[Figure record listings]
- - - - - - -

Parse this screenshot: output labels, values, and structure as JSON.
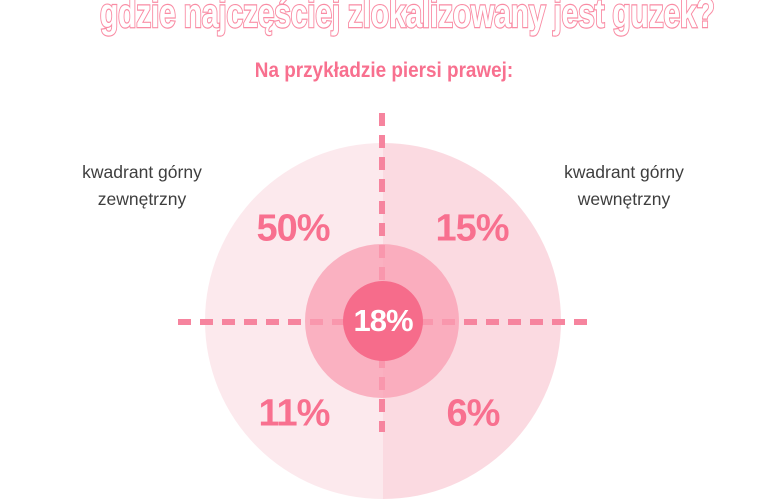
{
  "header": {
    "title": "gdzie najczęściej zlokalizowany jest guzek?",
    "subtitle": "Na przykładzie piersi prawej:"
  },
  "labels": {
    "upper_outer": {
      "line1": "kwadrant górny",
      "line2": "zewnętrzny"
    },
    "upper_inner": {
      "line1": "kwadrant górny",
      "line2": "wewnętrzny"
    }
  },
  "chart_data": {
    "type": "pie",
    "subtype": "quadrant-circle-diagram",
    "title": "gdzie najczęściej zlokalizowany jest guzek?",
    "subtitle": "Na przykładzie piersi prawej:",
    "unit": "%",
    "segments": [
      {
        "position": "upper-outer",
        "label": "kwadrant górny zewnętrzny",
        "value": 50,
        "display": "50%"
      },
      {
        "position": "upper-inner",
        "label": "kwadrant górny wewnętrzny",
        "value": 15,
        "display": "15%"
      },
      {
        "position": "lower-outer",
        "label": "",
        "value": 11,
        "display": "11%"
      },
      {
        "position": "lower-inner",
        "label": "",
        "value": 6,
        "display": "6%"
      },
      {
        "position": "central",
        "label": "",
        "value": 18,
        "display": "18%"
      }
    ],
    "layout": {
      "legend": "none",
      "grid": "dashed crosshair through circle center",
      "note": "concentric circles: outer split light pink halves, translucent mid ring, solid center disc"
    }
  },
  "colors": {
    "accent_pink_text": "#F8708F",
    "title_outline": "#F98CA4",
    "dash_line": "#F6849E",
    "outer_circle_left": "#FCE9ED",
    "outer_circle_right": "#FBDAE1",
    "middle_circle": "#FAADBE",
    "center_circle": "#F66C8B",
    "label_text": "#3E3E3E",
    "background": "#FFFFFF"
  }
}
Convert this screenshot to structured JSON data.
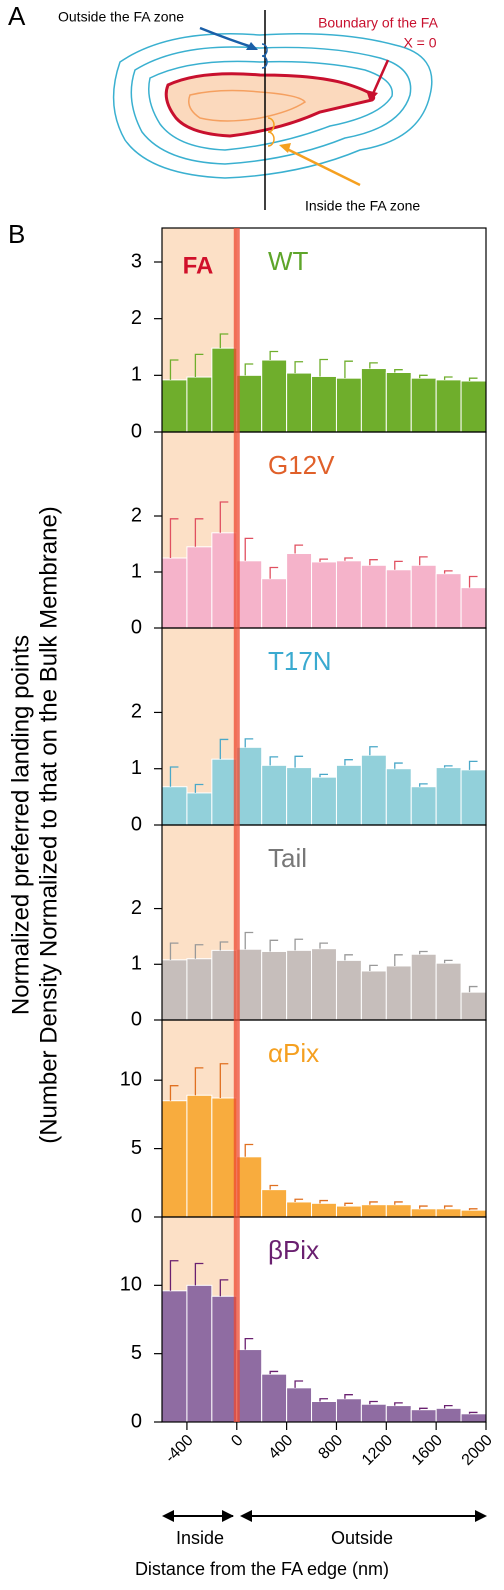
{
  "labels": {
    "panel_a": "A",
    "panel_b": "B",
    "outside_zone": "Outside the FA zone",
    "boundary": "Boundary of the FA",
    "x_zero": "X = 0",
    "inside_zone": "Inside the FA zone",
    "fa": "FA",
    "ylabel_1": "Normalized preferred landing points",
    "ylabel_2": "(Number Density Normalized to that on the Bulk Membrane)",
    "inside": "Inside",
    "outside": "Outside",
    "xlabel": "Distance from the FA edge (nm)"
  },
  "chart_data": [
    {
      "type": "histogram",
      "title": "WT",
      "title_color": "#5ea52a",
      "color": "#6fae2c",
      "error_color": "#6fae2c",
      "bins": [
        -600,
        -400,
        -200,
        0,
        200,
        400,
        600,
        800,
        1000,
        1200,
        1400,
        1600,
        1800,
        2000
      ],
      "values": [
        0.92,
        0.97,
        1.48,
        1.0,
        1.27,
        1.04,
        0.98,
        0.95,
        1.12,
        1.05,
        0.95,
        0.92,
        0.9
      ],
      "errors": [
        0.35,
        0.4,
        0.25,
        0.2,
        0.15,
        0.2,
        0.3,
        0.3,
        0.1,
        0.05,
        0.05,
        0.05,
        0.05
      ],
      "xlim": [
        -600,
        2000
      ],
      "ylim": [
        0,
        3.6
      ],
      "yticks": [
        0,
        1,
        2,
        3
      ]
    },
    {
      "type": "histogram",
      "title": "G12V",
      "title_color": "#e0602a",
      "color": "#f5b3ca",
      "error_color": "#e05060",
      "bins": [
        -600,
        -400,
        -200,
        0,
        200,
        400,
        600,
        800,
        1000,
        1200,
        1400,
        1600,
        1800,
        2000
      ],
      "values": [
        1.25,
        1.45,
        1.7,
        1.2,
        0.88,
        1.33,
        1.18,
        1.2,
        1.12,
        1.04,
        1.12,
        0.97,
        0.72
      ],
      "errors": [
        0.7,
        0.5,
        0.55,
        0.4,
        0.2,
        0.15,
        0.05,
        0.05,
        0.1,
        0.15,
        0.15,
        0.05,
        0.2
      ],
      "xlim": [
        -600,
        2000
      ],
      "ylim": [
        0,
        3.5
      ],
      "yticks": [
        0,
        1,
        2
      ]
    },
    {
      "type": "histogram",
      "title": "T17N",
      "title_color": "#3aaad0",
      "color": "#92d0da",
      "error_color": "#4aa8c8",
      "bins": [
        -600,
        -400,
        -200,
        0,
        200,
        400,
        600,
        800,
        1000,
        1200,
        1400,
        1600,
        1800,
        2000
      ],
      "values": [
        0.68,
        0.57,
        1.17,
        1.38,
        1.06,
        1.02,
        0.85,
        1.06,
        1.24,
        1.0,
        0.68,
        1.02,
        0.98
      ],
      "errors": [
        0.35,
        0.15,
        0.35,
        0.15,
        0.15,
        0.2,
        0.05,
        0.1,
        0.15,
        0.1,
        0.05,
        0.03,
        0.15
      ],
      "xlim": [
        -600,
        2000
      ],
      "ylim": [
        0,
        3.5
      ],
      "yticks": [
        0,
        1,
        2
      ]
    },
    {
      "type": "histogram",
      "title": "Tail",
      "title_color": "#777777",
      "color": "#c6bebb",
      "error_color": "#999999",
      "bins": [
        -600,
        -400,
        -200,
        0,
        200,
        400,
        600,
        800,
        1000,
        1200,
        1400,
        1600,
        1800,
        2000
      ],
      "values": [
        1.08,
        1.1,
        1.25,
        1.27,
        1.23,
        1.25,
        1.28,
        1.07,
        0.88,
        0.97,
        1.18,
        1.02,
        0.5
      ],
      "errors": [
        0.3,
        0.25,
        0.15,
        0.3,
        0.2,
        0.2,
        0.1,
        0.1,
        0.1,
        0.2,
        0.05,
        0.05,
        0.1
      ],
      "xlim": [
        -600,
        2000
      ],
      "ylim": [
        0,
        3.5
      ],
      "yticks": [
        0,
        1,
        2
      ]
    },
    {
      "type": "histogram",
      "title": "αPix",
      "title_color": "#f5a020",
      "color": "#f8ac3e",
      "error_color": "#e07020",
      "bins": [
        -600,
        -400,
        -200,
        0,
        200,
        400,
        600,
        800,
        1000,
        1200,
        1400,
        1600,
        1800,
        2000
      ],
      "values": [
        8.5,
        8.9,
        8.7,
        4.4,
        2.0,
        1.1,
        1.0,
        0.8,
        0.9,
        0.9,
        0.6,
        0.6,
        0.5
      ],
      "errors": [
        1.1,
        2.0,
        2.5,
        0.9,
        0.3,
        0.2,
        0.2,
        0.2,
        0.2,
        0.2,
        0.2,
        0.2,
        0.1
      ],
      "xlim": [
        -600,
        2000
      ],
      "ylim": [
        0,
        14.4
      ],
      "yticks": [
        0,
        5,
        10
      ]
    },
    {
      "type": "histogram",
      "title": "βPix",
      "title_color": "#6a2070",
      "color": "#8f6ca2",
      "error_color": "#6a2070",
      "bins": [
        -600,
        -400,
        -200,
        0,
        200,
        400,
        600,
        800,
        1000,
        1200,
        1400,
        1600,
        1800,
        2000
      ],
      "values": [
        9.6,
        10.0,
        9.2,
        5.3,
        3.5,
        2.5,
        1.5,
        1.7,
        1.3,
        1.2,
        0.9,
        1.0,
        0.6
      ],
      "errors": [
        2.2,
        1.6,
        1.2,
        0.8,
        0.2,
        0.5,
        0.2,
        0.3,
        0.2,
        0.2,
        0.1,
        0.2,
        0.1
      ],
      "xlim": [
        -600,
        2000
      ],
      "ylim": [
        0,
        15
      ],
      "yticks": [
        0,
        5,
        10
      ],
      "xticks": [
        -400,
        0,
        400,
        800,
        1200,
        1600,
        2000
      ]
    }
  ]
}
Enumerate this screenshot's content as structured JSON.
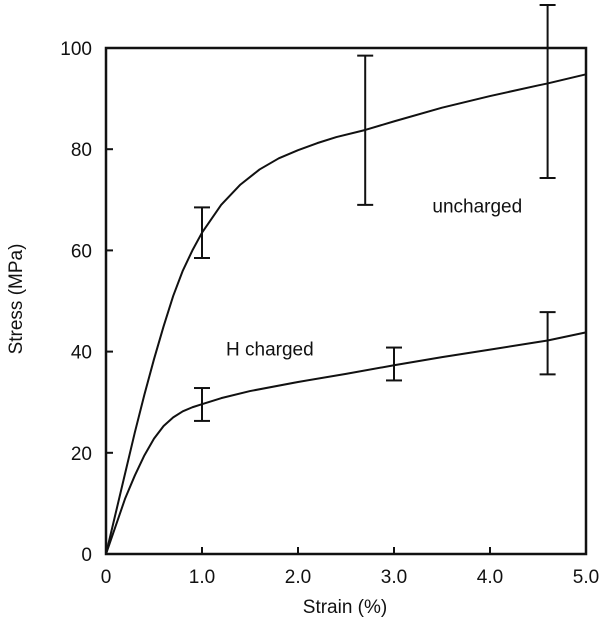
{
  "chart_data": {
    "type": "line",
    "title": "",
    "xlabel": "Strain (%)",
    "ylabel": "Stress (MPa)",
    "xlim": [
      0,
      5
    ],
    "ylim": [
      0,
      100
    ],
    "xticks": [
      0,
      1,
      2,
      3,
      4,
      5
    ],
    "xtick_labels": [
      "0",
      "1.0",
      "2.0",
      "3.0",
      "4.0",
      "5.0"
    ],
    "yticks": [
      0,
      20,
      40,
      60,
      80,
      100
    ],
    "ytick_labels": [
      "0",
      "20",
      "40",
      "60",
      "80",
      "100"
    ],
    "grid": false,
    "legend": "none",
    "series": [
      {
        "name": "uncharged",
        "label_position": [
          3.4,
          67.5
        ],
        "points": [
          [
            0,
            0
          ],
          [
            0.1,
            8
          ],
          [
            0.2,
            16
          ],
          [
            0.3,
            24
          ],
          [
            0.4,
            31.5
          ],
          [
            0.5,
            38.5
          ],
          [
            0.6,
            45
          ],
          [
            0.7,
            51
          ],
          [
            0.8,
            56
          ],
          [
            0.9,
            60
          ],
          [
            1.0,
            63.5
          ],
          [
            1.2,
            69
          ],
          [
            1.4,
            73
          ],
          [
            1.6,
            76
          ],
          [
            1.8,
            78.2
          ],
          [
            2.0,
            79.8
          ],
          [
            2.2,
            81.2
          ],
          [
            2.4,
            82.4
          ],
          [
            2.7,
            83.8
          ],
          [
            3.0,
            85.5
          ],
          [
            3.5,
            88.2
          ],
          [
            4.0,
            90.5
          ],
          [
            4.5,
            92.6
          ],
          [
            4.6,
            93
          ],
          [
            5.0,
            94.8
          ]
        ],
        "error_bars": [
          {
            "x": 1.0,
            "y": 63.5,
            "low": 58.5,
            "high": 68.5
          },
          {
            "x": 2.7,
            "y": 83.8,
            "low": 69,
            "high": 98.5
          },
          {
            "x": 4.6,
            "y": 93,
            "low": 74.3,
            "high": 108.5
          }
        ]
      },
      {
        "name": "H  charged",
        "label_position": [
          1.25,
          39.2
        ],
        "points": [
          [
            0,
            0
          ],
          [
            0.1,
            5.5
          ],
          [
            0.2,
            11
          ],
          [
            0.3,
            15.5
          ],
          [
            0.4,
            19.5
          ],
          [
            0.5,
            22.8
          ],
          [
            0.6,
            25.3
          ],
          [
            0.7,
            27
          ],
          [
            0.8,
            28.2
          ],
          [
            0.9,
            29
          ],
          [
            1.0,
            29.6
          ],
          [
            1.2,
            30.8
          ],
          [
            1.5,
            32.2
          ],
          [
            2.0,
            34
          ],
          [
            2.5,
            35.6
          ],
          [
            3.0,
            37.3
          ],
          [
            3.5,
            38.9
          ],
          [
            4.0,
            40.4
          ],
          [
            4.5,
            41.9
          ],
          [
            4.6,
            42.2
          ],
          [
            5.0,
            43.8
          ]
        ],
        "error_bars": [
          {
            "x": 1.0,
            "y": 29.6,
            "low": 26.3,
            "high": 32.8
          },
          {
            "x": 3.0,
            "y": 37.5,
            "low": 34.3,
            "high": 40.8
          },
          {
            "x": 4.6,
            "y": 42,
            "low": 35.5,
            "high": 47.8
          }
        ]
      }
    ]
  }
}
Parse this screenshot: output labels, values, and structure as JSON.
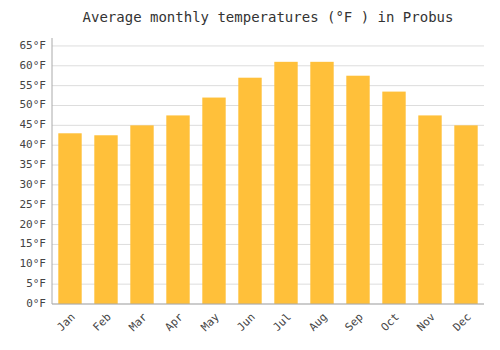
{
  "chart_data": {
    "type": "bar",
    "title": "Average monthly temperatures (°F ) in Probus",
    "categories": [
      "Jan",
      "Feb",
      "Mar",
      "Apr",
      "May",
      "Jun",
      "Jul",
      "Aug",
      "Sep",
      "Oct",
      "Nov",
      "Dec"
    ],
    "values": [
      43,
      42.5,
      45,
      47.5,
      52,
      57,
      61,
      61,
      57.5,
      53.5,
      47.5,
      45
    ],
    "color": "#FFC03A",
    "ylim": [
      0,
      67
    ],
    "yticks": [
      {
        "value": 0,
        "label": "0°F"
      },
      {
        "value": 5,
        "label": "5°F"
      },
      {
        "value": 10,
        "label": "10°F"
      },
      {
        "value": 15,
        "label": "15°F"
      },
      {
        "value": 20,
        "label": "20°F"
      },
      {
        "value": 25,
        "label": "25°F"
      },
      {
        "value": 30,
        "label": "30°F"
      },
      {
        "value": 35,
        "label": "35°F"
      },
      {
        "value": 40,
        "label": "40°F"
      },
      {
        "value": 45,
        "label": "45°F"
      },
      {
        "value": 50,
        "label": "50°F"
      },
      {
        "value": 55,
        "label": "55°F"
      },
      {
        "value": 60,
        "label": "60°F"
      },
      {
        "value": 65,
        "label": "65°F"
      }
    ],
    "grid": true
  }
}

- - - - - - -

# WHAT THE EXERCISE ASKS
Using the records above, say how many lines include the string "prawej". Only the number is wanted.

# FULL RESPONSE
2